■ **Material for this task**:
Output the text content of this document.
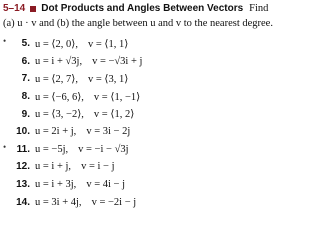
5–14 Dot Products and Angles Between Vectors Find
(a) u · v and (b) the angle between u and v to the nearest degree.
•	5. u = ⟨2, 0⟩, v = ⟨1, 1⟩
6. u = i + √3j, v = −√3i + j
7. u = ⟨2, 7⟩, v = ⟨3, 1⟩
8. u = ⟨−6, 6⟩, v = ⟨1, −1⟩
9. u = ⟨3, −2⟩, v = ⟨1, 2⟩
10. u = 2i + j, v = 3i − 2j
•	11. u = −5j, v = −i − √3j
12. u = i + j, v = i − j
13. u = i + 3j, v = 4i − j
14. u = 3i + 4j, v = −2i − j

■ **What to do**: Drop the images and repeat the data exactly.

■ **Completed exercise**:
Output the text content of this document.
5–14 Dot Products and Angles Between Vectors Find
(a) u · v and (b) the angle between u and v to the nearest degree.
•	5. u = ⟨2, 0⟩, v = ⟨1, 1⟩
6. u = i + √3j, v = −√3i + j
7. u = ⟨2, 7⟩, v = ⟨3, 1⟩
8. u = ⟨−6, 6⟩, v = ⟨1, −1⟩
9. u = ⟨3, −2⟩, v = ⟨1, 2⟩
10. u = 2i + j, v = 3i − 2j
•	11. u = −5j, v = −i − √3j
12. u = i + j, v = i − j
13. u = i + 3j, v = 4i − j
14. u = 3i + 4j, v = −2i − j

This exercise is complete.